When you get down to it there is nothing quite like live music. And nowhere better than in a pub. Week before last was '
Stony live' and, as usual, we should have seen more. There was a nice little Lonnie Donegan tribute (it's only lately I realise just how important he was), and a lunchtime session with the Concrete Cowboys - accomplished bluegrass from men with beards of a certain age - in the 'Fox and Hounds' really hit the spot. The culmination of the week with Folk on the Green saw more men in beards getting acrowd moving with more rockin' Americana - I give you Fat Freddy's Cat and the Bullfrogs. Solo folkie acoustic guitarist Gran Bartley did well after a rousing covers band - Band Substance - had the crowd on their feet. And then we had Great Pig in the Sky - a decent Floyd covers band. You couldn't deny their popularity and I'm pretty sure it's more entertaining seeing a Floyd covers band than listening to the real thing's records, but it's so ploddingly boring. Has there ever been a tribute song so imappropriate to its subject than 'Shine on you crazy diamond'? Where is the Syd Barrett who wrote 'Bike' in that? Do Floyd covers bands ever actually do any of Syd's songs? Probably not. Enough.

A brief mention for the quality of the dialogue and David Duchovny's performance in the US tv show '
Californication'. And Alan Ayckbourn's swinging '60s relationships farce 'Relatively speaking' at the theatre was very funny, some beautiful timing - Peter Bowles superb.

Deep into the
Philip Hensher's brick of a book 'The northern clemency' (Fourth Estate, 2008). Absorbing - doesn't feel like a 700 pager. Some lovely set pieces. (June 22)

Work to complete -
(1) Summarize the post on live music and other entertainment in two sentences.
(2) Carry the post on live music and other entertainment forward from its final line.

Stored data -
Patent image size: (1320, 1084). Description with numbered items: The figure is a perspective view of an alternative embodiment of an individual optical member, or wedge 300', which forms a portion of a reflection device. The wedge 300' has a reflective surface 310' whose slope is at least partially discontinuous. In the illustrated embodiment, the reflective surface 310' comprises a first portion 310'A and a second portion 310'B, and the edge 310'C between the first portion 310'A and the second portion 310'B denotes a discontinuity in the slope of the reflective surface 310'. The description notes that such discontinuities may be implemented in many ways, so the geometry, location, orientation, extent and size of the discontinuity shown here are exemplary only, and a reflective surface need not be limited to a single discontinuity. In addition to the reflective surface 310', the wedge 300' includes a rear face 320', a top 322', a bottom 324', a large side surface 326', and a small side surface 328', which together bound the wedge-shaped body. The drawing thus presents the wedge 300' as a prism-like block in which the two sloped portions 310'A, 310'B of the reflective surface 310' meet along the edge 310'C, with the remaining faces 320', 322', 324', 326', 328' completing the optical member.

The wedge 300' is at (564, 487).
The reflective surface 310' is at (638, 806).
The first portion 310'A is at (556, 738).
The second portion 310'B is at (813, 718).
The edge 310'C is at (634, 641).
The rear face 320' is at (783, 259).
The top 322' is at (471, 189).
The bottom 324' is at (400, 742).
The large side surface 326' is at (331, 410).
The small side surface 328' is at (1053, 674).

Task answers -
(1) The writer praises live music in pubs and recounts acts from the 'Stony live' week, enjoying the Lonnie Donegan tribute, the Concrete Cowboys and the Folk on the Green lineup, but finding the Floyd covers band Great Pig in the Sky ploddingly boring. The post also briefly commends the dialogue and David Duchovny's performance in 'Californication', calls the theatre production of Alan Ayckbourn's 'Relatively speaking' very funny, and describes Philip Hensher's 'The northern clemency' as absorbing.

(2)
And so I finally catch up with Ernest Hemingway's 'For whom the bell tolls' (1940). Why am I surprised it's such a huge book? Not the number of pages, but in its thematic scope - philosophy, politics, faith, commitment, compassion, how things happen, how people are, how to live. Key twentieth century text. Then there's the quality of the action, the interactions, the description. Not sure the old charges of misogyny can really stick what with Pilar here and Lady Brett in 'Fiesta'. Great writer, unfashionable too long. (June 3)

And so to Broxbourne's Civic Hall on a Saturday night to witness John Dalton ('Nobby') hang up his rock and roll shoes and give his gold Elvis suit an airing and exercise all his inimitable proud flourishes. Top gig with a full complement of Kast Off Kinks including vocalists Debi & Shirlie given their own solos ('Nothing lasts forever' and 'Mirror of love' respectively - great songs out of their Preservation contexts) and cameos from Bob Henrit & Ian Gibbons. Less mucking about than the Boston Arms shindigs, cracking versions of 'Waterloo sunset', 'Shangri-La' (John's favourite Kinks song) and 'Celluloid heroes'; and a splendid work out on 'Milk cow blues' to give most a run for their money. Hell, I even liked 'Juke box music' from 'Sleepwalker', my least favourite Kinks album. Dalton for me was the definitive Kinks bassist - end of an era, no question. (25 May)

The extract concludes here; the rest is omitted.